• _Your objective_:
Transcribe exactly the lines from the one containing "Transcribe the text in this document." through the end of the data, both included. Leave out pictures.

::::::

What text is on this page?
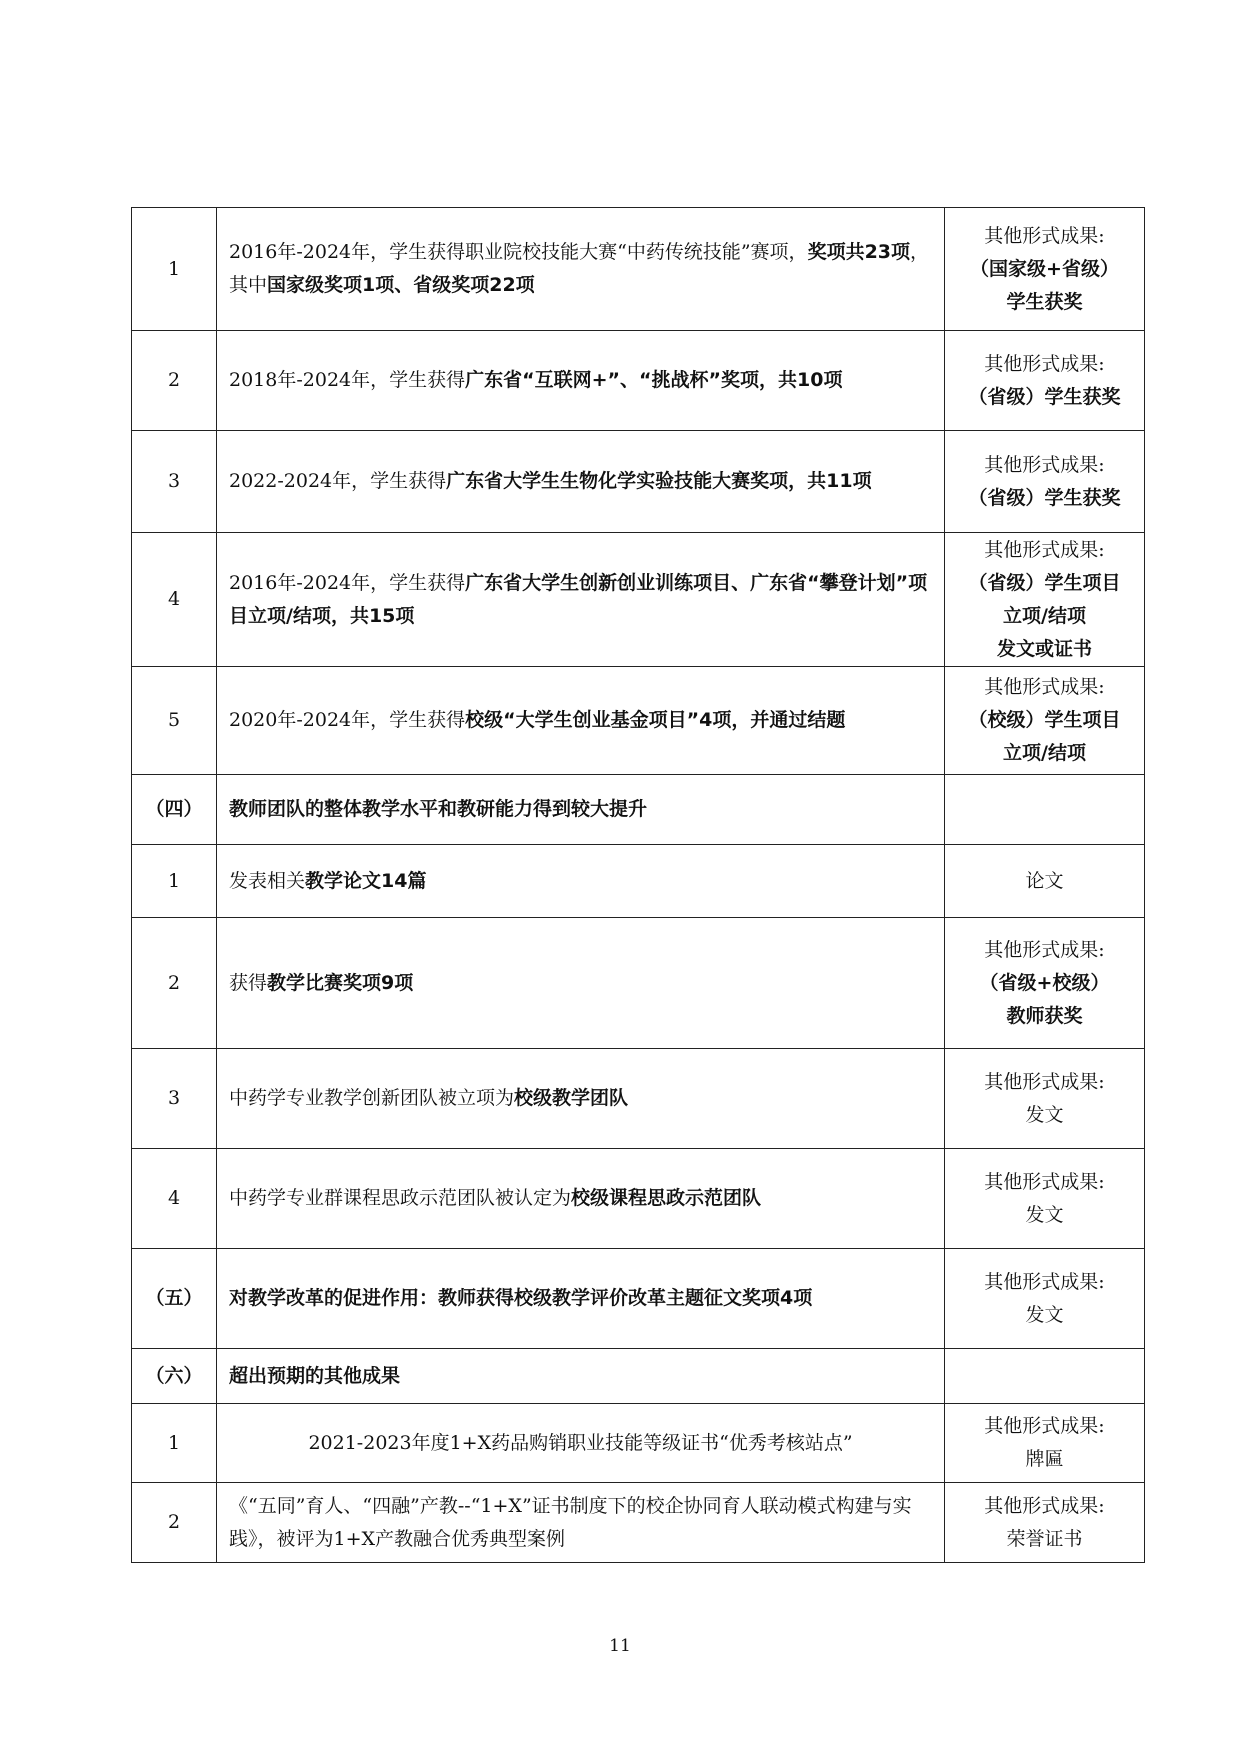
1	2016年-2024年，学生获得职业院校技能大赛“中药传统技能”赛项，奖项共23项，其中国家级奖项1项、省级奖项22项	其他形式成果:
（国家级+省级）
学生获奖

2	2018年-2024年，学生获得广东省“互联网+”、“挑战杯”奖项，共10项	其他形式成果:
（省级）学生获奖

3	2022-2024年，学生获得广东省大学生生物化学实验技能大赛奖项，共11项	其他形式成果:
（省级）学生获奖

4	2016年-2024年，学生获得广东省大学生创新创业训练项目、广东省“攀登计划”项目立项/结项，共15项	其他形式成果:
（省级）学生项目
立项/结项
发文或证书

5	2020年-2024年，学生获得校级“大学生创业基金项目”4项，并通过结题	其他形式成果:
（校级）学生项目
立项/结项

（四）	教师团队的整体教学水平和教研能力得到较大提升	
1	发表相关教学论文14篇	论文

2	获得教学比赛奖项9项	其他形式成果:
（省级+校级）
教师获奖

3	中药学专业教学创新团队被立项为校级教学团队	其他形式成果:
发文

4	中药学专业群课程思政示范团队被认定为校级课程思政示范团队	其他形式成果:
发文

（五）	对教学改革的促进作用：教师获得校级教学评价改革主题征文奖项4项	其他形式成果:
发文

（六）	超出预期的其他成果	
1	2021-2023年度1+X药品购销职业技能等级证书“优秀考核站点”	其他形式成果:
牌匾

2	《“五同”育人、“四融”产教--“1+X”证书制度下的校企协同育人联动模式构建与实践》，被评为1+X产教融合优秀典型案例	其他形式成果:
荣誉证书
11
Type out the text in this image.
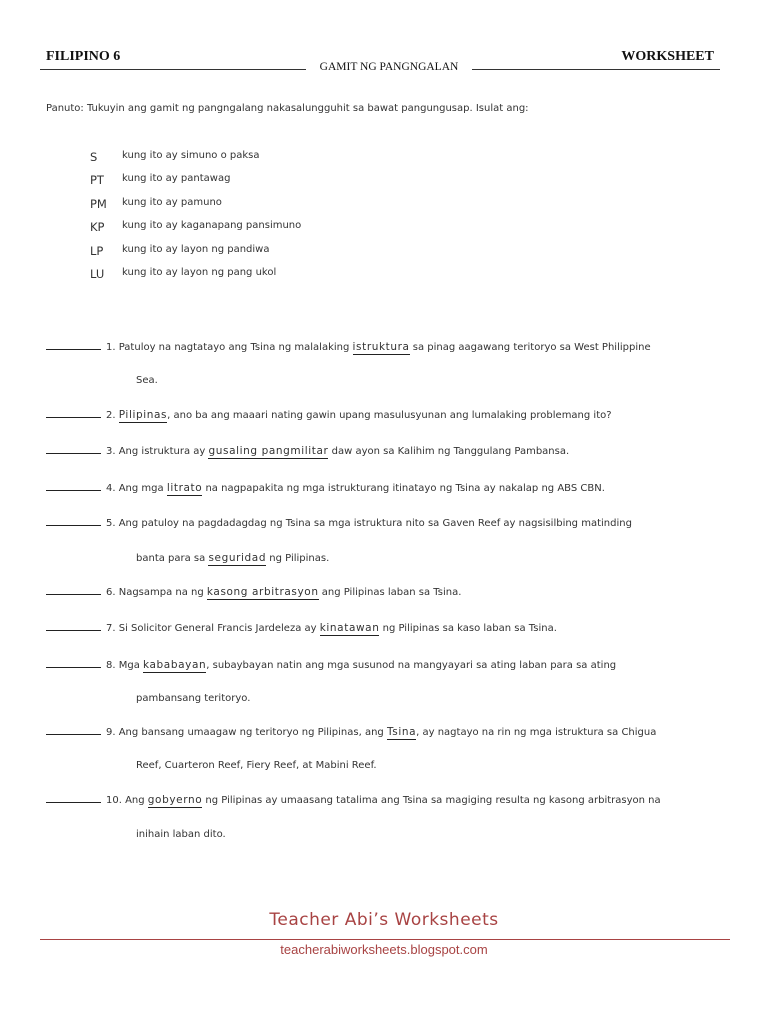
FILIPINO 6
GAMIT NG PANGNGALAN
WORKSHEET
Panuto: Tukuyin ang gamit ng pangngalang nakasalungguhit sa bawat pangungusap. Isulat ang:
S	kung ito ay simuno o paksa
PT	kung ito ay pantawag
PM	kung ito ay pamuno
KP	kung ito ay kaganapang pansimuno
LP	kung ito ay layon ng pandiwa
LU	kung ito ay layon ng pang ukol
1. Patuloy na nagtatayo ang Tsina ng malalaking istruktura sa pinag aagawang teritoryo sa West Philippine
Sea.
2. Pilipinas, ano ba ang maaari nating gawin upang masulusyunan ang lumalaking problemang ito?
3. Ang istruktura ay gusaling pangmilitar daw ayon sa Kalihim ng Tanggulang Pambansa.
4. Ang mga litrato na nagpapakita ng mga istrukturang itinatayo ng Tsina ay nakalap ng ABS CBN.
5. Ang patuloy na pagdadagdag ng Tsina sa mga istruktura nito sa Gaven Reef ay nagsisilbing matinding
banta para sa seguridad ng Pilipinas.
6. Nagsampa na ng kasong arbitrasyon ang Pilipinas laban sa Tsina.
7. Si Solicitor General Francis Jardeleza ay kinatawan ng Pilipinas sa kaso laban sa Tsina.
8. Mga kababayan, subaybayan natin ang mga susunod na mangyayari sa ating laban para sa ating
pambansang teritoryo.
9. Ang bansang umaagaw ng teritoryo ng Pilipinas, ang Tsina, ay nagtayo na rin ng mga istruktura sa Chigua
Reef, Cuarteron Reef, Fiery Reef, at Mabini Reef.
10. Ang gobyerno ng Pilipinas ay umaasang tatalima ang Tsina sa magiging resulta ng kasong arbitrasyon na
inihain laban dito.
Teacher Abi’s Worksheets
teacherabiworksheets.blogspot.com
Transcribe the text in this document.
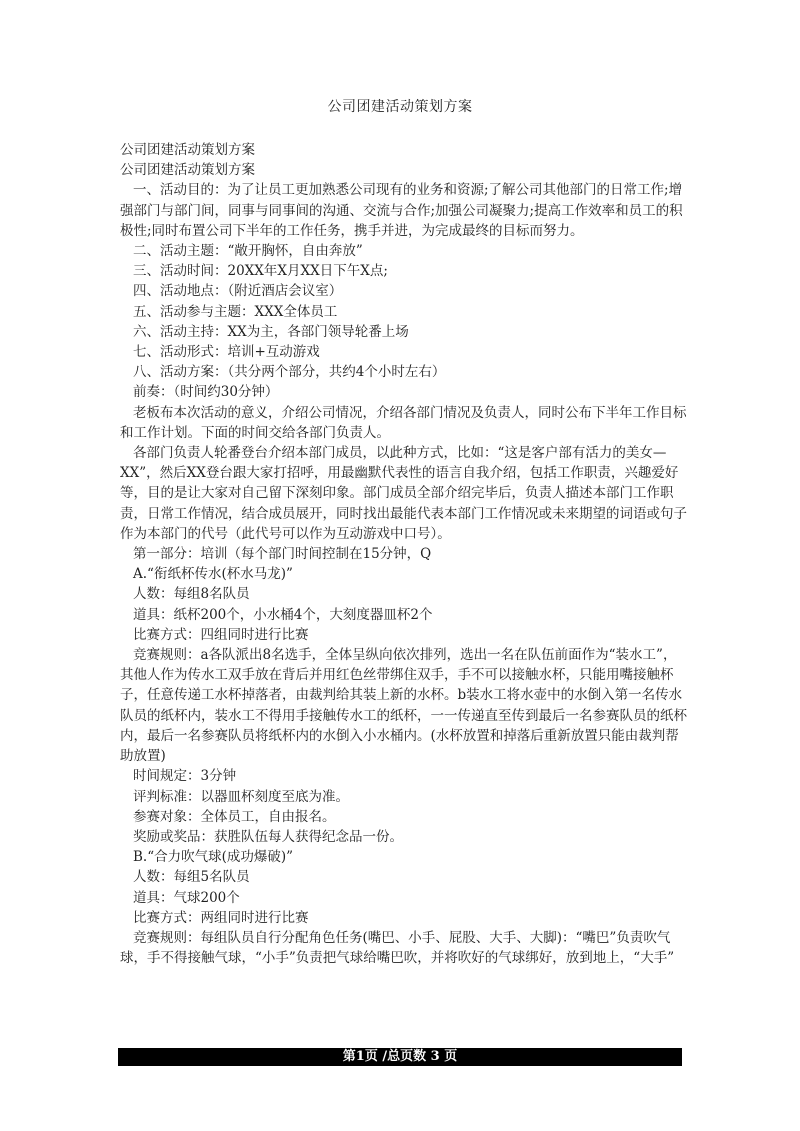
公司团建活动策划方案

公司团建活动策划方案

公司团建活动策划方案

一、活动目的：为了让员工更加熟悉公司现有的业务和资源;了解公司其他部门的日常工作;增强部门与部门间，同事与同事间的沟通、交流与合作;加强公司凝聚力;提高工作效率和员工的积极性;同时布置公司下半年的工作任务，携手并进，为完成最终的目标而努力。

二、活动主题：“敞开胸怀，自由奔放”

三、活动时间：20XX年X月XX日下午X点;

四、活动地点：（附近酒店会议室）

五、活动参与主题：XXX全体员工

六、活动主持：XX为主，各部门领导轮番上场

七、活动形式：培训+互动游戏

八、活动方案：（共分两个部分，共约4个小时左右）

前奏：（时间约30分钟）

老板布本次活动的意义，介绍公司情况，介绍各部门情况及负责人，同时公布下半年工作目标和工作计划。下面的时间交给各部门负责人。

各部门负责人轮番登台介绍本部门成员，以此种方式，比如：“这是客户部有活力的美女—XX”，然后XX登台跟大家打招呼，用最幽默代表性的语言自我介绍，包括工作职责，兴趣爱好等，目的是让大家对自己留下深刻印象。部门成员全部介绍完毕后，负责人描述本部门工作职责，日常工作情况，结合成员展开，同时找出最能代表本部门工作情况或未来期望的词语或句子作为本部门的代号（此代号可以作为互动游戏中口号）。

第一部分：培训（每个部门时间控制在15分钟，Q

A.“衔纸杯传水(杯水马龙)”

人数：每组8名队员

道具：纸杯200个，小水桶4个，大刻度器皿杯2个

比赛方式：四组同时进行比赛

竞赛规则：a各队派出8名选手，全体呈纵向依次排列，选出一名在队伍前面作为“装水工”，其他人作为传水工双手放在背后并用红色丝带绑住双手，手不可以接触水杯，只能用嘴接触杯子，任意传递工水杯掉落者，由裁判给其装上新的水杯。b装水工将水壶中的水倒入第一名传水队员的纸杯内，装水工不得用手接触传水工的纸杯，一一传递直至传到最后一名参赛队员的纸杯内，最后一名参赛队员将纸杯内的水倒入小水桶内。(水杯放置和掉落后重新放置只能由裁判帮助放置)

时间规定：3分钟

评判标准：以器皿杯刻度至底为准。

参赛对象：全体员工，自由报名。

奖励或奖品：获胜队伍每人获得纪念品一份。

B.“合力吹气球(成功爆破)”

人数：每组5名队员

道具：气球200个

比赛方式：两组同时进行比赛

竞赛规则：每组队员自行分配角色任务(嘴巴、小手、屁股、大手、大脚)：“嘴巴”负责吹气球，手不得接触气球，“小手”负责把气球给嘴巴吹，并将吹好的气球绑好，放到地上，“大手”

第1页 /总页数 3 页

::::::

• _Task output_:
Transcribe the text in this document.
公司团建活动策划方案

公司团建活动策划方案

公司团建活动策划方案

一、活动目的：为了让员工更加熟悉公司现有的业务和资源;了解公司其他部门的日常工作;增强部门与部门间，同事与同事间的沟通、交流与合作;加强公司凝聚力;提高工作效率和员工的积极性;同时布置公司下半年的工作任务，携手并进，为完成最终的目标而努力。

二、活动主题：“敞开胸怀，自由奔放”

三、活动时间：20XX年X月XX日下午X点;

四、活动地点：（附近酒店会议室）

五、活动参与主题：XXX全体员工

六、活动主持：XX为主，各部门领导轮番上场

七、活动形式：培训+互动游戏

八、活动方案：（共分两个部分，共约4个小时左右）

前奏：（时间约30分钟）

老板布本次活动的意义，介绍公司情况，介绍各部门情况及负责人，同时公布下半年工作目标和工作计划。下面的时间交给各部门负责人。

各部门负责人轮番登台介绍本部门成员，以此种方式，比如：“这是客户部有活力的美女—XX”，然后XX登台跟大家打招呼，用最幽默代表性的语言自我介绍，包括工作职责，兴趣爱好等，目的是让大家对自己留下深刻印象。部门成员全部介绍完毕后，负责人描述本部门工作职责，日常工作情况，结合成员展开，同时找出最能代表本部门工作情况或未来期望的词语或句子作为本部门的代号（此代号可以作为互动游戏中口号）。

第一部分：培训（每个部门时间控制在15分钟，Q

A.“衔纸杯传水(杯水马龙)”

人数：每组8名队员

道具：纸杯200个，小水桶4个，大刻度器皿杯2个

比赛方式：四组同时进行比赛

竞赛规则：a各队派出8名选手，全体呈纵向依次排列，选出一名在队伍前面作为“装水工”，其他人作为传水工双手放在背后并用红色丝带绑住双手，手不可以接触水杯，只能用嘴接触杯子，任意传递工水杯掉落者，由裁判给其装上新的水杯。b装水工将水壶中的水倒入第一名传水队员的纸杯内，装水工不得用手接触传水工的纸杯，一一传递直至传到最后一名参赛队员的纸杯内，最后一名参赛队员将纸杯内的水倒入小水桶内。(水杯放置和掉落后重新放置只能由裁判帮助放置)

时间规定：3分钟

评判标准：以器皿杯刻度至底为准。

参赛对象：全体员工，自由报名。

奖励或奖品：获胜队伍每人获得纪念品一份。

B.“合力吹气球(成功爆破)”

人数：每组5名队员

道具：气球200个

比赛方式：两组同时进行比赛

竞赛规则：每组队员自行分配角色任务(嘴巴、小手、屁股、大手、大脚)：“嘴巴”负责吹气球，手不得接触气球，“小手”负责把气球给嘴巴吹，并将吹好的气球绑好，放到地上，“大手”

第1页 /总页数 3 页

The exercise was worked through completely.